What is expected>
Search the records below for the string "missing" and copy each line where it turns up.

Provided data>

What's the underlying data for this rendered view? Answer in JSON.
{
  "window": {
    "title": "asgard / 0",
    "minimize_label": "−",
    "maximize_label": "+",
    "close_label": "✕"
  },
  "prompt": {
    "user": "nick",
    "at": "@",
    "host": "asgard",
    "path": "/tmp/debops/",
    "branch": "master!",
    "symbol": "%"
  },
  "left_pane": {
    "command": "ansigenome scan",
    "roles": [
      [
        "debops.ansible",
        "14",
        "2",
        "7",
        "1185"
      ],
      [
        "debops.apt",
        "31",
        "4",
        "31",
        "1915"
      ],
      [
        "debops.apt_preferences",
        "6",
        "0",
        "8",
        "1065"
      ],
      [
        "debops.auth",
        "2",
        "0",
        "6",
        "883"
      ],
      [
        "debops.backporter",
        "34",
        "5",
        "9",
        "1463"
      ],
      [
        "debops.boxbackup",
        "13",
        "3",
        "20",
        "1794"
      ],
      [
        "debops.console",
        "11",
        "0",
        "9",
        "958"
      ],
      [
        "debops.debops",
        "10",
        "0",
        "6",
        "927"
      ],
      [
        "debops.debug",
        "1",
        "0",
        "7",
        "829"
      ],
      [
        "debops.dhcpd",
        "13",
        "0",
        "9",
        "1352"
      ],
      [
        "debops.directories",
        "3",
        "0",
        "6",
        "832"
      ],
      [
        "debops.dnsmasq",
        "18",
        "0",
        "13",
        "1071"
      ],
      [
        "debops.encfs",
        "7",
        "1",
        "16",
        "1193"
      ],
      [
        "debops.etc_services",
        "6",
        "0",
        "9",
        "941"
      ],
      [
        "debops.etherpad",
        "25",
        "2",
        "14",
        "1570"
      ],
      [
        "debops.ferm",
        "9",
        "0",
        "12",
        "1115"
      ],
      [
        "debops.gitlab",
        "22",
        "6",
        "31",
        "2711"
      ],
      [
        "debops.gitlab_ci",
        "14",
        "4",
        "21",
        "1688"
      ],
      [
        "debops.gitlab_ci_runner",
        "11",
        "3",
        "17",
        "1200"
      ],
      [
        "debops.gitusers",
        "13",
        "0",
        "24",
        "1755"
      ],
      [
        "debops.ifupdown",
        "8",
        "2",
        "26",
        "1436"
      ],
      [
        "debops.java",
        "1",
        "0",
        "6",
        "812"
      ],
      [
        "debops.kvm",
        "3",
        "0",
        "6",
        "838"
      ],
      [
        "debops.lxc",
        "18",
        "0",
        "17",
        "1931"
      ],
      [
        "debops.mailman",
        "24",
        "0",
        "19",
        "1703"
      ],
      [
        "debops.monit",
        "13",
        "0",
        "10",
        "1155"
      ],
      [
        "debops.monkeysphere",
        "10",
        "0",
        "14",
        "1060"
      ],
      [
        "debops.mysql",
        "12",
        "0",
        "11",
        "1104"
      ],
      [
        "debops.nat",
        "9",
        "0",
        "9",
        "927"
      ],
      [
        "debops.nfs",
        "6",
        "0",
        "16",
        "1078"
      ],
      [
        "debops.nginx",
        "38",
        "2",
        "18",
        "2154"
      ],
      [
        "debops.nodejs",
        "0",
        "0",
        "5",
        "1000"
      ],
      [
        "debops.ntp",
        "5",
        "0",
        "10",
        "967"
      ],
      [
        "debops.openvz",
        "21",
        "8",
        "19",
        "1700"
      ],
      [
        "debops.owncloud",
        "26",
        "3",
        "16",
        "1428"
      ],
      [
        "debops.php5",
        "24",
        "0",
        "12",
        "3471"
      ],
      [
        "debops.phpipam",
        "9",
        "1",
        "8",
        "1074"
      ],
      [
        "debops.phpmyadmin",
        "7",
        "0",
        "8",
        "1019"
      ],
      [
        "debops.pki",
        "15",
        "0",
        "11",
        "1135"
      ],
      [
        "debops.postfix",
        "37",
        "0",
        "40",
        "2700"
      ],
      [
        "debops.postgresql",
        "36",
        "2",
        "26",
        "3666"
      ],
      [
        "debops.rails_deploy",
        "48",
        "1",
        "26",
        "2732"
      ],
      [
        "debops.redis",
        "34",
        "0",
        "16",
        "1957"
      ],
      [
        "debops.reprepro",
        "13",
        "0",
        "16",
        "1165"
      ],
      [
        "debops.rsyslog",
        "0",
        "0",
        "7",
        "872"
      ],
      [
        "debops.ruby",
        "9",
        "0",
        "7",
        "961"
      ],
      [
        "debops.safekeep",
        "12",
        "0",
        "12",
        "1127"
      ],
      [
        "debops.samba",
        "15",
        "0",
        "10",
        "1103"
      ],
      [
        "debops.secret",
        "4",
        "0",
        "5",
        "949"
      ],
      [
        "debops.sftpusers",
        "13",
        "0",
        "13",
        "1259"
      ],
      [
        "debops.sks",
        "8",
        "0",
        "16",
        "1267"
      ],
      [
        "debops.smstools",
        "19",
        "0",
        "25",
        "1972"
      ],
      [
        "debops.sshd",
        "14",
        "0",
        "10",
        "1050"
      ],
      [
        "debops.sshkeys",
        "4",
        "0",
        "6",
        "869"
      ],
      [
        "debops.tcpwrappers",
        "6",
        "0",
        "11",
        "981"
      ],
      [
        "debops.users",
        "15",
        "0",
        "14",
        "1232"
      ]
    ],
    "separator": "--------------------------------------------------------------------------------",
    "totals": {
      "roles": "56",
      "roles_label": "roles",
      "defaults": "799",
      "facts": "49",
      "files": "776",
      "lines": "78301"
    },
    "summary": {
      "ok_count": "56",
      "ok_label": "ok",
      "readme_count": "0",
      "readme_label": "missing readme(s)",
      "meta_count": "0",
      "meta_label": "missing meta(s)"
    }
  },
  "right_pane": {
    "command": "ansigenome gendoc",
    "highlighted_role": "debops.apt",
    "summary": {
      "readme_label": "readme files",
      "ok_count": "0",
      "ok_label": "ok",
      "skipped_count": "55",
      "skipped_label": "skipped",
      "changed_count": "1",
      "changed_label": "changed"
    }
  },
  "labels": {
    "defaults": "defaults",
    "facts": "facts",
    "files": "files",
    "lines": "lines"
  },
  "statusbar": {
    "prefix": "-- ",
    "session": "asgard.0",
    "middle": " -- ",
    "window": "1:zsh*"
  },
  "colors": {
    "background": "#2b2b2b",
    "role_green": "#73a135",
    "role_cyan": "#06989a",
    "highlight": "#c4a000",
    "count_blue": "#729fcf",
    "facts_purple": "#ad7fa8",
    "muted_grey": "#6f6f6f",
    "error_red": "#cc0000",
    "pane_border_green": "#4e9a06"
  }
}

Written response>
      "readme_label": "missing readme(s)",
      "meta_label": "missing meta(s)"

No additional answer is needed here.